● Tasks
[a] Which four roads mark the boundaries of the McLaughlin neighbourhood in the passage about McLaughlin, Oshawa?
[b] According to the passage about McLaughlin, Oshawa, who founded General Motors of Canada?
[c] Continue the passage about McLaughlin, Oshawa, picking up after its final sentence.

● Provided text
McLaughlin is a west Oshawa neighbourhood with established homes, proximity to Oshawa Centre mall, and access to the GM heritage corridor. Housing is a mix of bungalows and two-storeys from the post-war era through the 1980s.

McLaughlin, Oshawa

McLaughlin is a well-established residential neighbourhood in west-central Oshawa, running from roughly Simcoe Street to the west, Taunton Road to the north, Ritson Road to the east, and Rossland Road to the south. The area is named after the McLaughlin family — Col. Robert Samuel McLaughlin, founder of General Motors of Canada, whose family was central to Oshawa’s industrial and civic development through the first half of the 20th century. The name carries weight in Oshawa and the neighbourhood reflects that legacy: it’s a stable, mid-city residential area with a mix of housing stock that ranges from older family homes to more recently built product.

Extracted rows
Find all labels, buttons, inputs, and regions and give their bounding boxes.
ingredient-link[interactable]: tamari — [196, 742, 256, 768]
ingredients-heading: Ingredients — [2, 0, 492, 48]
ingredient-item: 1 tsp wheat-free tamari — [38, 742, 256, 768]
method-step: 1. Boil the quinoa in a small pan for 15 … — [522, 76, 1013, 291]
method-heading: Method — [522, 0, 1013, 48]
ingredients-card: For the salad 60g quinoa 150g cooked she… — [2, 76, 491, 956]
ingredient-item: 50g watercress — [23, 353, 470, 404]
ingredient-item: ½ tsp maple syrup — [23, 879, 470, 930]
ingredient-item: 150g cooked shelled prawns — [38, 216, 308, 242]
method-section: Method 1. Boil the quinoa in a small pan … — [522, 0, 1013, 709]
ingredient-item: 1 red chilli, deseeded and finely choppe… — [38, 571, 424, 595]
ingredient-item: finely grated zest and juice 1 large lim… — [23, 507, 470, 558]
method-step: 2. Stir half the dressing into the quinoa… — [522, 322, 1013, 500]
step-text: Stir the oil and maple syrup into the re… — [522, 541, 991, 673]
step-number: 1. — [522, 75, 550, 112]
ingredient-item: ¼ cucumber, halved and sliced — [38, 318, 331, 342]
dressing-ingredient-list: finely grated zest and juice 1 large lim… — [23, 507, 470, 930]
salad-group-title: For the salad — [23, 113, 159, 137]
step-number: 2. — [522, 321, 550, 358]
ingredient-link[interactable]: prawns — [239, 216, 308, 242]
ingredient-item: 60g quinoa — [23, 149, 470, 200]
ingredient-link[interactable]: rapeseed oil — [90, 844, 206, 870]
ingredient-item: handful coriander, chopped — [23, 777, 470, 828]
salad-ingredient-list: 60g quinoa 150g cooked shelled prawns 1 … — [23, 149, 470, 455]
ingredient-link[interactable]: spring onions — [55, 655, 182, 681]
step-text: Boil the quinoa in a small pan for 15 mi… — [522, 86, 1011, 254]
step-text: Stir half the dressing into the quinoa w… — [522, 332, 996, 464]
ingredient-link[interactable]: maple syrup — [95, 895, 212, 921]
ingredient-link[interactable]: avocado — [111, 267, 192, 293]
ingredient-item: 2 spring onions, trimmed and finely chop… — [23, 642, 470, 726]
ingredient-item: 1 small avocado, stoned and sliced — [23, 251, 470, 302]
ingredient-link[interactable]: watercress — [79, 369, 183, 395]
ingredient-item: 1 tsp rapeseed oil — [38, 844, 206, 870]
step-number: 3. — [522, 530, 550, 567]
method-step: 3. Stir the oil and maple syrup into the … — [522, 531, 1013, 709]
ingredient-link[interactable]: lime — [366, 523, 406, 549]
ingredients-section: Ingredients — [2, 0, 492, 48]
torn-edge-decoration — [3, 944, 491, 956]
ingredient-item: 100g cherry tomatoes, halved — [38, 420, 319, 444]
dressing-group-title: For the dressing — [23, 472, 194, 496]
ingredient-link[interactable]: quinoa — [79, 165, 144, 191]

● Response list
[a] Simcoe Street, Taunton Road, Ritson Road and Rossland Road

[b] Col. Robert Samuel McLaughlin

[c]
The housing in McLaughlin is more mixed than in many Oshawa neighbourhoods. Post-war bungalows and split-levels from the 1960s and 1970s sit alongside detached two-storeys from the 1980s and 1990s. The neighbourhood has no single dominant housing type; it grew over several decades and the variety shows. Lot sizes are modest by Durham Region standards — 40 to 50 feet on most streets — but practical for families who don’t need the scale of a north Oshawa subdivision lot.

Oshawa Centre mall is at the neighbourhood’s doorstep, which is either a selling point or a concern depending on what a buyer wants. The mall’s proximity means that residents of McLaughlin have walking distance or very short drive access to full retail, grocery, and services, which is genuinely unusual in suburban Durham Region. The noise and traffic of the major commercial node are also on the doorstep, which the streets immediately adjacent to the mall will notice more than those further into the neighbourhood.

Housing and Prices

Detached bungalows from the 1960s and 1970s form the most common property type in the eastern and southern parts of McLaughlin. These are the standard post-war format: 950 to 1,400 square feet above grade, modest lots, and basements that have often been improved over the decades. In early 2026, a well-maintained bungalow in McLaughlin is typically priced between $580,000 and $720,000. The range reflects condition more than location within the neighbourhood — a house that’s been updated consistently differs meaningfully from one that hasn’t seen investment in twenty years.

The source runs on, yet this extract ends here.